-- Begin Raw data --

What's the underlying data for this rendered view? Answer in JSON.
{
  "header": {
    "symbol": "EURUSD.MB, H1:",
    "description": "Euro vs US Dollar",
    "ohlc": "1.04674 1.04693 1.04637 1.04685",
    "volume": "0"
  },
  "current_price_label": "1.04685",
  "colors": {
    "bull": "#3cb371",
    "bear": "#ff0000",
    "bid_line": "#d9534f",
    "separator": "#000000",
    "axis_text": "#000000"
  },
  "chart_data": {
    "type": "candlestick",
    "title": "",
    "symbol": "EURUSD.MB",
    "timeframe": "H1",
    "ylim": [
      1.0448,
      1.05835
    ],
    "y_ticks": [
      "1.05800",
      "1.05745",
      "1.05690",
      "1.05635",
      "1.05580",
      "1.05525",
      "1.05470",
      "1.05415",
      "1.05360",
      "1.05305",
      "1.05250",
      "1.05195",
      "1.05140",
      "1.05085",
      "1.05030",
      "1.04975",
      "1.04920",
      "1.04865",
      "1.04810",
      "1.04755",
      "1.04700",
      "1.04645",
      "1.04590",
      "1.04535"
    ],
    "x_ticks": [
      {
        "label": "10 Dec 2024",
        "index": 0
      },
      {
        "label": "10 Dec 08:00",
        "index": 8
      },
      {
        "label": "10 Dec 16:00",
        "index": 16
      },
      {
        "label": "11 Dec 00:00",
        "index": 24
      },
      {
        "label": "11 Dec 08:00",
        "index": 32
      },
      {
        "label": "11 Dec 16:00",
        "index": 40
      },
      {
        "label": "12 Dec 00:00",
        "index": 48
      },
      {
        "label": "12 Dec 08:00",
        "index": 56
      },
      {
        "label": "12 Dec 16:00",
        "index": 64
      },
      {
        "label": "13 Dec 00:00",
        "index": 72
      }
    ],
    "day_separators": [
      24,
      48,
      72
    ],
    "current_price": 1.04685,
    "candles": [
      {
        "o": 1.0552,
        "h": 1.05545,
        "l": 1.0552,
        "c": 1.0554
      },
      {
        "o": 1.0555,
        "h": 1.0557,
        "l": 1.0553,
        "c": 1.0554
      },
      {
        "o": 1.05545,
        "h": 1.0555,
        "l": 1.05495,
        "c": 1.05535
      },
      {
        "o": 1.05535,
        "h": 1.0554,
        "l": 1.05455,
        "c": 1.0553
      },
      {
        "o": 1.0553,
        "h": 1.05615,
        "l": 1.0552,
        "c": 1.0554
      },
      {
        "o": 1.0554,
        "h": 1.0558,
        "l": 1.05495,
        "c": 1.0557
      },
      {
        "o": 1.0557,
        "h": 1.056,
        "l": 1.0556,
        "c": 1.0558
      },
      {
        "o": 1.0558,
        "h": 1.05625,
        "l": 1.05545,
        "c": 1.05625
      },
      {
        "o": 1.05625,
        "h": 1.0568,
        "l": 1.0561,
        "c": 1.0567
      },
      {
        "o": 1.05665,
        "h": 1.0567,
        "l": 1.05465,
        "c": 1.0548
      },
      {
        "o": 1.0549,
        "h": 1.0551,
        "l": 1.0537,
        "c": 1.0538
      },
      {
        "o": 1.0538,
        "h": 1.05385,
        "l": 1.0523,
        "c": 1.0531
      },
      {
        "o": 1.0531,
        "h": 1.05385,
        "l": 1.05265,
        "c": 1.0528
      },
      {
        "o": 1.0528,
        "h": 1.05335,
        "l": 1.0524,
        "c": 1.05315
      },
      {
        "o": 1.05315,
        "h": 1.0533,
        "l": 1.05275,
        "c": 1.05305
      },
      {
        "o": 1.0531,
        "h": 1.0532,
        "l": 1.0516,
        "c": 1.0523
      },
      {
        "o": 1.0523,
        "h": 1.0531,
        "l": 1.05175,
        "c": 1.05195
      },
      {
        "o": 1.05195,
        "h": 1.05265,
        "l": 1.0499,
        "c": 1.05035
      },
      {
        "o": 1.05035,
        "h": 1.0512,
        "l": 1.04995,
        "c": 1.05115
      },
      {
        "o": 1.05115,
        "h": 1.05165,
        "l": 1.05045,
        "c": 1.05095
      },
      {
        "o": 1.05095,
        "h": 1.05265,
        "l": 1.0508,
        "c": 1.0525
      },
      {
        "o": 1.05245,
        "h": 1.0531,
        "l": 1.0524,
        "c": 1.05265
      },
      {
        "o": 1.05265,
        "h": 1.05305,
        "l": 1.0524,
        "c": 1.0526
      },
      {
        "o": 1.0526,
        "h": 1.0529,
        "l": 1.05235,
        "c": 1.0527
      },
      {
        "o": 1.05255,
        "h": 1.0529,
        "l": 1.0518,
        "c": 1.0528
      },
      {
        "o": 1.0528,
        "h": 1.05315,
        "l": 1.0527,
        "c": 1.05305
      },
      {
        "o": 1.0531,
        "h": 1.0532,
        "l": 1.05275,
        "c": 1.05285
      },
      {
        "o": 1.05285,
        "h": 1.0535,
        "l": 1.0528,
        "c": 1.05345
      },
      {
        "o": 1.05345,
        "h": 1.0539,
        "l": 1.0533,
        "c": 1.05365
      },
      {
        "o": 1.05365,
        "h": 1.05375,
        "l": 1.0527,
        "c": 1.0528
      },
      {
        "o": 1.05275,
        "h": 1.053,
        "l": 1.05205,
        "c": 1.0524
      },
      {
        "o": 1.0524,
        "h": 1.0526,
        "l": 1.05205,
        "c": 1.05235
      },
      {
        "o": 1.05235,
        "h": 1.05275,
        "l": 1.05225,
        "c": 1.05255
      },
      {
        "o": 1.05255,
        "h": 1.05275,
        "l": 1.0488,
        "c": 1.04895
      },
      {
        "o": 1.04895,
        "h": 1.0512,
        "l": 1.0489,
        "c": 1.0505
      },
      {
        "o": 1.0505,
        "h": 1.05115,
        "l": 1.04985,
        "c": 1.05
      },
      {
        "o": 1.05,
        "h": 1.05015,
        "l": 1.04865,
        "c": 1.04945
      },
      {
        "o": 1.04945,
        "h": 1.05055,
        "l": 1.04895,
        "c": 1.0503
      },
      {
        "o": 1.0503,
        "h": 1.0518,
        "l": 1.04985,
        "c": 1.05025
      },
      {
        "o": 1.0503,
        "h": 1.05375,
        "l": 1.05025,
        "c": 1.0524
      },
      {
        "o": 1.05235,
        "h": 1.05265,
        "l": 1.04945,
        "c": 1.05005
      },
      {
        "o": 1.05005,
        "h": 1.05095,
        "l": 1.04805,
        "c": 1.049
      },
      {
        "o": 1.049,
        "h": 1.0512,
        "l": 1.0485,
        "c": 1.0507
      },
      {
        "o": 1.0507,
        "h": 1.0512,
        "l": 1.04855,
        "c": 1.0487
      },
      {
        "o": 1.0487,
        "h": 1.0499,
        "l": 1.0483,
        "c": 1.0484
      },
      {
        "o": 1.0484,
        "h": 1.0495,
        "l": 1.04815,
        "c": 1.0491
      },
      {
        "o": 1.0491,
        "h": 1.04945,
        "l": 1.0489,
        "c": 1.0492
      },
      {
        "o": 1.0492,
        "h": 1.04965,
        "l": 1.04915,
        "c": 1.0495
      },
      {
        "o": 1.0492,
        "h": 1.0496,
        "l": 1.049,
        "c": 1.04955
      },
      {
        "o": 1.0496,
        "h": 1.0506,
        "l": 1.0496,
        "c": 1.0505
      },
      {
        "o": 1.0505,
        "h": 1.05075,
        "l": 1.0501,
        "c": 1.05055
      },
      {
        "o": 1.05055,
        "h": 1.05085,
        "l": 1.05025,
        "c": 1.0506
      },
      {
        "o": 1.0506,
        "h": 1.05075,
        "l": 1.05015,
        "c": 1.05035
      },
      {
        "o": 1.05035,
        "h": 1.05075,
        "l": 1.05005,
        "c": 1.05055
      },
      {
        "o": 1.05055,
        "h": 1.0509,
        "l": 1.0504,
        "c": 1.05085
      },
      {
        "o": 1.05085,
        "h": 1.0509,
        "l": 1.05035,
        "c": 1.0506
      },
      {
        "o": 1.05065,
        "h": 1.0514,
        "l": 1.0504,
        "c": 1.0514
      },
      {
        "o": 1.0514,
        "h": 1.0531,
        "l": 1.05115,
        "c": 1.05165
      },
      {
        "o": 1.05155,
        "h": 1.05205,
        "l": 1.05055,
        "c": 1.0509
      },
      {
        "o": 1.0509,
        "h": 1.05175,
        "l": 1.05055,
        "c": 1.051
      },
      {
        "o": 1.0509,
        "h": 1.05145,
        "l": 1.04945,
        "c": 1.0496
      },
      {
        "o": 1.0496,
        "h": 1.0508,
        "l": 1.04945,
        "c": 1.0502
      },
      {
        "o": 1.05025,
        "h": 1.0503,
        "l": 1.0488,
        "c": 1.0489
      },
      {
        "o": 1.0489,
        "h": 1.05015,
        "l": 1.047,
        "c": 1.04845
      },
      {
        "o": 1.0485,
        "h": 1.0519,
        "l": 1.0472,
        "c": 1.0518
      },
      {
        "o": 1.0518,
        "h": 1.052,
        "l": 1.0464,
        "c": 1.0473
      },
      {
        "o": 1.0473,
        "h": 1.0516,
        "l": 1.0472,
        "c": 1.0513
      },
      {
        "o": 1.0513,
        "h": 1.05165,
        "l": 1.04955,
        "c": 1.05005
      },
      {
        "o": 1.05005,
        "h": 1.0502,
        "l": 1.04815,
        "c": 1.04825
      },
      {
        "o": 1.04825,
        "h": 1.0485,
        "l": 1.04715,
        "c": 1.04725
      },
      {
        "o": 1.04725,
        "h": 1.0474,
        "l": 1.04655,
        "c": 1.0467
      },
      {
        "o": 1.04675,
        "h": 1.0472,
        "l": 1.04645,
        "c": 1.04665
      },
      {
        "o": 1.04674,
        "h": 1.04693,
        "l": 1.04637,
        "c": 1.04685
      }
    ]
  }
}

-- End Raw data --

*Exercise prompt*
Search the lines above for the string "symbol" and copy each line that has it.

*Written answer*
    "symbol": "EURUSD.MB, H1:",
    "symbol": "EURUSD.MB",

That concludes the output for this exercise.